::: INPUT FOR THIS TASK

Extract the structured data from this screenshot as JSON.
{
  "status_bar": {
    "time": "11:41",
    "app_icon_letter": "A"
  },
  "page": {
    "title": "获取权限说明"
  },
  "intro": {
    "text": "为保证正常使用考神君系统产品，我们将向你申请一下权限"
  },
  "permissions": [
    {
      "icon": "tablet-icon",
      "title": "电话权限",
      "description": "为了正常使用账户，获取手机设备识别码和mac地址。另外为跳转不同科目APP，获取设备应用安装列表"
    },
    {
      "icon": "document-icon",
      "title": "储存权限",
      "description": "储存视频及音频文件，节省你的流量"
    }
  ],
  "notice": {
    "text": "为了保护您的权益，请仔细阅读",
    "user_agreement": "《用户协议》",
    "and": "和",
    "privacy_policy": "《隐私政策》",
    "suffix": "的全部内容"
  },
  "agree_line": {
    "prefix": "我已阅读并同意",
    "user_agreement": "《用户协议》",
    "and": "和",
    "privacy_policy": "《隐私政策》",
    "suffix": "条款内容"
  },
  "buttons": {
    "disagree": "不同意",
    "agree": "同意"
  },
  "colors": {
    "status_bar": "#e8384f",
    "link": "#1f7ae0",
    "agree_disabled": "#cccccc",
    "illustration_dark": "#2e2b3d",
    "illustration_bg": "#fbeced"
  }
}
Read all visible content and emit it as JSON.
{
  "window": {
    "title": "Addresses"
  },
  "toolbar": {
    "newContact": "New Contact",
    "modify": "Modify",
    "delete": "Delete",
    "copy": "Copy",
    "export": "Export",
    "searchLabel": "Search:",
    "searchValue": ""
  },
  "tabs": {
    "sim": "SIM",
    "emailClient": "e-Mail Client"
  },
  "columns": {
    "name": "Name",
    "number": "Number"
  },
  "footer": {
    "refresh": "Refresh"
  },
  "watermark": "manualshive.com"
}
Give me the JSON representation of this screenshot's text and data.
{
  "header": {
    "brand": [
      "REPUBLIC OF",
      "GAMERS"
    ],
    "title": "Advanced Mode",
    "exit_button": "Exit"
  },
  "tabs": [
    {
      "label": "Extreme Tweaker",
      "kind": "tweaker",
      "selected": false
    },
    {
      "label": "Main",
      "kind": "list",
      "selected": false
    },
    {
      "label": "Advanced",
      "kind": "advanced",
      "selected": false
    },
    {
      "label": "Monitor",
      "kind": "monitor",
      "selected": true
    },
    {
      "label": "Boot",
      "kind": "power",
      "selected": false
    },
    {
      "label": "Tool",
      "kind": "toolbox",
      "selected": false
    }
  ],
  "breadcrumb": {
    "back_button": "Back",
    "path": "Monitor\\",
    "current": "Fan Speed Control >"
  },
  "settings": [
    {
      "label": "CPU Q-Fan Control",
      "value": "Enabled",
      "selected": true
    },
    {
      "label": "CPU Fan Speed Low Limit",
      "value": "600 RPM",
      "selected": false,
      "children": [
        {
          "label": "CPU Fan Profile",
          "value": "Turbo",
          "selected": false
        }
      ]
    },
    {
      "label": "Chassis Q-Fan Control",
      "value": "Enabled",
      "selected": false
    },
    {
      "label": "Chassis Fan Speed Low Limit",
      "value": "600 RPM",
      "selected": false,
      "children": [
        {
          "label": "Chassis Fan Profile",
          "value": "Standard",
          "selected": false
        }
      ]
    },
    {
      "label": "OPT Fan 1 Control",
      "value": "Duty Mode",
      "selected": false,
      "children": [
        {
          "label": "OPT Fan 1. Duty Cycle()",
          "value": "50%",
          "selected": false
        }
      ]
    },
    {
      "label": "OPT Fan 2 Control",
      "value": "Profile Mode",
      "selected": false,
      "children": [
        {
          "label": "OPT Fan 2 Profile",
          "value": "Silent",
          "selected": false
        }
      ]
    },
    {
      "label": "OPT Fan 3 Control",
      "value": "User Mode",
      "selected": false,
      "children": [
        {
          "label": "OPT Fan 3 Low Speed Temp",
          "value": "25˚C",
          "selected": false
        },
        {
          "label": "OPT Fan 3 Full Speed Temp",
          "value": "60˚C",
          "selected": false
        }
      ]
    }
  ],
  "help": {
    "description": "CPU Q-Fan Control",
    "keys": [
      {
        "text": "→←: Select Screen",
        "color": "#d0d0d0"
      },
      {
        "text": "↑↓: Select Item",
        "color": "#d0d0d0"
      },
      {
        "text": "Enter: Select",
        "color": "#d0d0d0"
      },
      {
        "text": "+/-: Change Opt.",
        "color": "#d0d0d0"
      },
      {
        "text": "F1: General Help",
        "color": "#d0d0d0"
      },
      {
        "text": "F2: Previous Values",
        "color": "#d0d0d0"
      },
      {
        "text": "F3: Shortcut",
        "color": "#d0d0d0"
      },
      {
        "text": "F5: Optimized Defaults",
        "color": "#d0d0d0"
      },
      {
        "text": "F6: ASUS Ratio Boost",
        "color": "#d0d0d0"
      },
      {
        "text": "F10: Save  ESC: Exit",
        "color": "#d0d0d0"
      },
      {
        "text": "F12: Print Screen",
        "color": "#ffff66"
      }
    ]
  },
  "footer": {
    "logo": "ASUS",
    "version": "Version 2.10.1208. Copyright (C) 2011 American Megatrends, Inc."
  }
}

::::::

> GOAL OF THE EXERCISE: Output the records verbatim, from the first line to the last.

> EXERCISE OUTPUT:
Extract the structured data from this screenshot as JSON.
{
  "status_bar": {
    "time": "11:41",
    "app_icon_letter": "A"
  },
  "page": {
    "title": "获取权限说明"
  },
  "intro": {
    "text": "为保证正常使用考神君系统产品，我们将向你申请一下权限"
  },
  "permissions": [
    {
      "icon": "tablet-icon",
      "title": "电话权限",
      "description": "为了正常使用账户，获取手机设备识别码和mac地址。另外为跳转不同科目APP，获取设备应用安装列表"
    },
    {
      "icon": "document-icon",
      "title": "储存权限",
      "description": "储存视频及音频文件，节省你的流量"
    }
  ],
  "notice": {
    "text": "为了保护您的权益，请仔细阅读",
    "user_agreement": "《用户协议》",
    "and": "和",
    "privacy_policy": "《隐私政策》",
    "suffix": "的全部内容"
  },
  "agree_line": {
    "prefix": "我已阅读并同意",
    "user_agreement": "《用户协议》",
    "and": "和",
    "privacy_policy": "《隐私政策》",
    "suffix": "条款内容"
  },
  "buttons": {
    "disagree": "不同意",
    "agree": "同意"
  },
  "colors": {
    "status_bar": "#e8384f",
    "link": "#1f7ae0",
    "agree_disabled": "#cccccc",
    "illustration_dark": "#2e2b3d",
    "illustration_bg": "#fbeced"
  }
}
Read all visible content and emit it as JSON.
{
  "window": {
    "title": "Addresses"
  },
  "toolbar": {
    "newContact": "New Contact",
    "modify": "Modify",
    "delete": "Delete",
    "copy": "Copy",
    "export": "Export",
    "searchLabel": "Search:",
    "searchValue": ""
  },
  "tabs": {
    "sim": "SIM",
    "emailClient": "e-Mail Client"
  },
  "columns": {
    "name": "Name",
    "number": "Number"
  },
  "footer": {
    "refresh": "Refresh"
  },
  "watermark": "manualshive.com"
}
Give me the JSON representation of this screenshot's text and data.
{
  "header": {
    "brand": [
      "REPUBLIC OF",
      "GAMERS"
    ],
    "title": "Advanced Mode",
    "exit_button": "Exit"
  },
  "tabs": [
    {
      "label": "Extreme Tweaker",
      "kind": "tweaker",
      "selected": false
    },
    {
      "label": "Main",
      "kind": "list",
      "selected": false
    },
    {
      "label": "Advanced",
      "kind": "advanced",
      "selected": false
    },
    {
      "label": "Monitor",
      "kind": "monitor",
      "selected": true
    },
    {
      "label": "Boot",
      "kind": "power",
      "selected": false
    },
    {
      "label": "Tool",
      "kind": "toolbox",
      "selected": false
    }
  ],
  "breadcrumb": {
    "back_button": "Back",
    "path": "Monitor\\",
    "current": "Fan Speed Control >"
  },
  "settings": [
    {
      "label": "CPU Q-Fan Control",
      "value": "Enabled",
      "selected": true
    },
    {
      "label": "CPU Fan Speed Low Limit",
      "value": "600 RPM",
      "selected": false,
      "children": [
        {
          "label": "CPU Fan Profile",
          "value": "Turbo",
          "selected": false
        }
      ]
    },
    {
      "label": "Chassis Q-Fan Control",
      "value": "Enabled",
      "selected": false
    },
    {
      "label": "Chassis Fan Speed Low Limit",
      "value": "600 RPM",
      "selected": false,
      "children": [
        {
          "label": "Chassis Fan Profile",
          "value": "Standard",
          "selected": false
        }
      ]
    },
    {
      "label": "OPT Fan 1 Control",
      "value": "Duty Mode",
      "selected": false,
      "children": [
        {
          "label": "OPT Fan 1. Duty Cycle()",
          "value": "50%",
          "selected": false
        }
      ]
    },
    {
      "label": "OPT Fan 2 Control",
      "value": "Profile Mode",
      "selected": false,
      "children": [
        {
          "label": "OPT Fan 2 Profile",
          "value": "Silent",
          "selected": false
        }
      ]
    },
    {
      "label": "OPT Fan 3 Control",
      "value": "User Mode",
      "selected": false,
      "children": [
        {
          "label": "OPT Fan 3 Low Speed Temp",
          "value": "25˚C",
          "selected": false
        },
        {
          "label": "OPT Fan 3 Full Speed Temp",
          "value": "60˚C",
          "selected": false
        }
      ]
    }
  ],
  "help": {
    "description": "CPU Q-Fan Control",
    "keys": [
      {
        "text": "→←: Select Screen",
        "color": "#d0d0d0"
      },
      {
        "text": "↑↓: Select Item",
        "color": "#d0d0d0"
      },
      {
        "text": "Enter: Select",
        "color": "#d0d0d0"
      },
      {
        "text": "+/-: Change Opt.",
        "color": "#d0d0d0"
      },
      {
        "text": "F1: General Help",
        "color": "#d0d0d0"
      },
      {
        "text": "F2: Previous Values",
        "color": "#d0d0d0"
      },
      {
        "text": "F3: Shortcut",
        "color": "#d0d0d0"
      },
      {
        "text": "F5: Optimized Defaults",
        "color": "#d0d0d0"
      },
      {
        "text": "F6: ASUS Ratio Boost",
        "color": "#d0d0d0"
      },
      {
        "text": "F10: Save  ESC: Exit",
        "color": "#d0d0d0"
      },
      {
        "text": "F12: Print Screen",
        "color": "#ffff66"
      }
    ]
  },
  "footer": {
    "logo": "ASUS",
    "version": "Version 2.10.1208. Copyright (C) 2011 American Megatrends, Inc."
  }
}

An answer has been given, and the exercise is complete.